━━━━━ Record excerpts

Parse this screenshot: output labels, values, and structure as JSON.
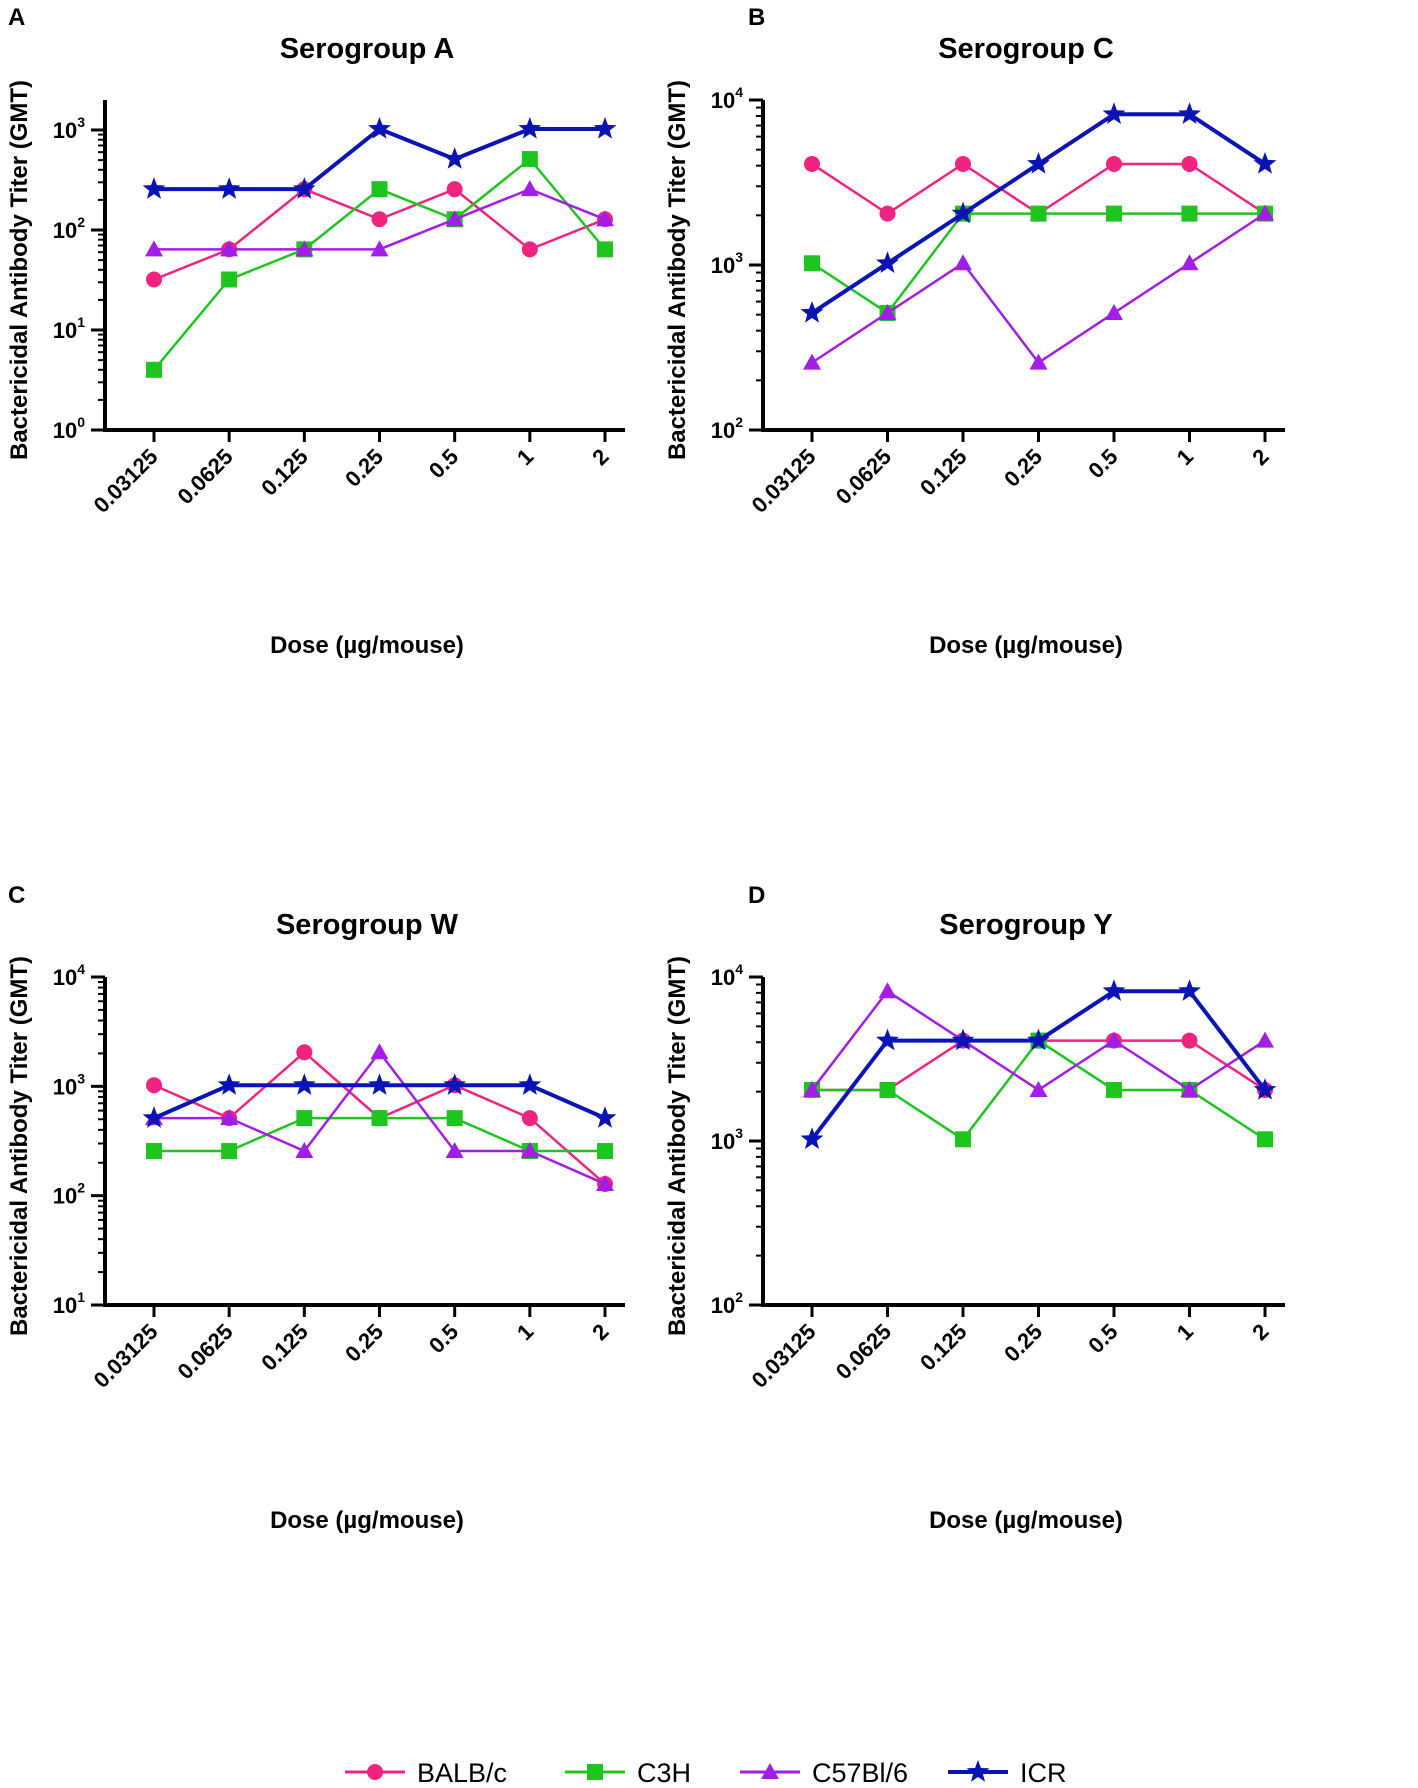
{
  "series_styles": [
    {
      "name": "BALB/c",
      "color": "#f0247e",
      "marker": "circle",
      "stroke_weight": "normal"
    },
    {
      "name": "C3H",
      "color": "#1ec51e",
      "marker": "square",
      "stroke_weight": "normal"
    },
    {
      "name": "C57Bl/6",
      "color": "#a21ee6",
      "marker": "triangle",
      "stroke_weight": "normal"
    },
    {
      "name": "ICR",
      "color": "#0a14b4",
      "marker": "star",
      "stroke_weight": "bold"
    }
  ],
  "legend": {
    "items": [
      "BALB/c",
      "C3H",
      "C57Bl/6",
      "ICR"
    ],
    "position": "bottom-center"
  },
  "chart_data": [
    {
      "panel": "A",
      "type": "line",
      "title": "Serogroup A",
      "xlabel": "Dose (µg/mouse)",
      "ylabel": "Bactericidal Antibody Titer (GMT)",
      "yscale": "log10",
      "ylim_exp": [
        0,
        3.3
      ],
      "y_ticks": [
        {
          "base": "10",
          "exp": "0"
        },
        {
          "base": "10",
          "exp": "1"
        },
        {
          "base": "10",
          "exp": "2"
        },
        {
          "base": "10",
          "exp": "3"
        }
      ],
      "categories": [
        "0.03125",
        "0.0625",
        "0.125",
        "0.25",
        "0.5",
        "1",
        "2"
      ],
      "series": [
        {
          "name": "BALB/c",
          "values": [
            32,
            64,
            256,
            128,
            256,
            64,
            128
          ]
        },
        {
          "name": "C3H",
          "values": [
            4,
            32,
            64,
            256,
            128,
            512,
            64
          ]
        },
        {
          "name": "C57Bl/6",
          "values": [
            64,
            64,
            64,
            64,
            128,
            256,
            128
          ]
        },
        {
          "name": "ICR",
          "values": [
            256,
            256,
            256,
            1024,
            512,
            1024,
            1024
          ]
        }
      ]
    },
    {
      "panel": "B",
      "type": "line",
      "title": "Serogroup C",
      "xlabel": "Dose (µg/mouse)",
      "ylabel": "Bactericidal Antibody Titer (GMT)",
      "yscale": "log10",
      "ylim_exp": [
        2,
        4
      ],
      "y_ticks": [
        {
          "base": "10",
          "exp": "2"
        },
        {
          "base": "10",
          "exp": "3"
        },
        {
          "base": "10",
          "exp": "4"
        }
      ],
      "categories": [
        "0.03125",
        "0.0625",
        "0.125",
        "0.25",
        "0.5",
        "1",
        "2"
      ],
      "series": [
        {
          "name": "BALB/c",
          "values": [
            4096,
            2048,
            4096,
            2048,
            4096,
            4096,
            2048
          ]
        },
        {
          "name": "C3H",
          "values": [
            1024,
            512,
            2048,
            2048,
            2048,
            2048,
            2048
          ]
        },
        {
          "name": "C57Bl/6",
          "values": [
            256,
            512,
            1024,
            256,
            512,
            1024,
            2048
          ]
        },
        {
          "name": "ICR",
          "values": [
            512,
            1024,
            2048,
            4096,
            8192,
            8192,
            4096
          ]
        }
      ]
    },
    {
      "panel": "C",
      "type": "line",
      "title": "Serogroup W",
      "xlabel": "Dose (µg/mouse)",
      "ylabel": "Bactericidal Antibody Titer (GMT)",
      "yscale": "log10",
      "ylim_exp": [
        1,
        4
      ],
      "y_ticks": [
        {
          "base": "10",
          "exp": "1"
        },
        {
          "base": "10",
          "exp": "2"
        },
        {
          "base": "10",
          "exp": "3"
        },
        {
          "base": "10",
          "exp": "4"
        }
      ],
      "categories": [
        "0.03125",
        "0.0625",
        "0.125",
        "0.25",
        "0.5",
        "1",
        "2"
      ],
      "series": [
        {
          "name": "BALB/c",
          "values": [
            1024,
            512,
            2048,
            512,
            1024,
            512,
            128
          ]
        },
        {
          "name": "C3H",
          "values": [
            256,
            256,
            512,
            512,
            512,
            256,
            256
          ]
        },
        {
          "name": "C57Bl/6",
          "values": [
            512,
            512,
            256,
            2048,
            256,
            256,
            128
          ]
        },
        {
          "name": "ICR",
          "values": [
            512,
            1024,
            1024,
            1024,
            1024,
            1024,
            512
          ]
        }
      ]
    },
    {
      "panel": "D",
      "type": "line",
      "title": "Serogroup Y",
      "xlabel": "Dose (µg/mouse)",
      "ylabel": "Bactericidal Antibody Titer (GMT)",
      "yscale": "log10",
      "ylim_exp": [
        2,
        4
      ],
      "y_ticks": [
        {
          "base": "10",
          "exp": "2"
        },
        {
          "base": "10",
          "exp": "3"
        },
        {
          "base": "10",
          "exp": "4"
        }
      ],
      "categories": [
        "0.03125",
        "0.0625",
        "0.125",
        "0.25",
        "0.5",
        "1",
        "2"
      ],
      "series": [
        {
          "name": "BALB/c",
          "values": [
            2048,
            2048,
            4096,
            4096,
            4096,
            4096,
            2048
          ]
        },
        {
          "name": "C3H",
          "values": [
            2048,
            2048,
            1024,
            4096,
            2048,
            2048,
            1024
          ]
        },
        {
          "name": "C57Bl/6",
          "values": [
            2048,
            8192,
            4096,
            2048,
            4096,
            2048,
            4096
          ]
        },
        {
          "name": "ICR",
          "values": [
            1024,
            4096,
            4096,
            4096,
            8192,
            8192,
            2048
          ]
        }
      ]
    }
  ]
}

━━━━━━━━━━

Exercise: Give every line of the material that includes the string "marker".

Result for this exercise:
      "marker": "circle",
      "marker": "square",
      "marker": "triangle",
      "marker": "star",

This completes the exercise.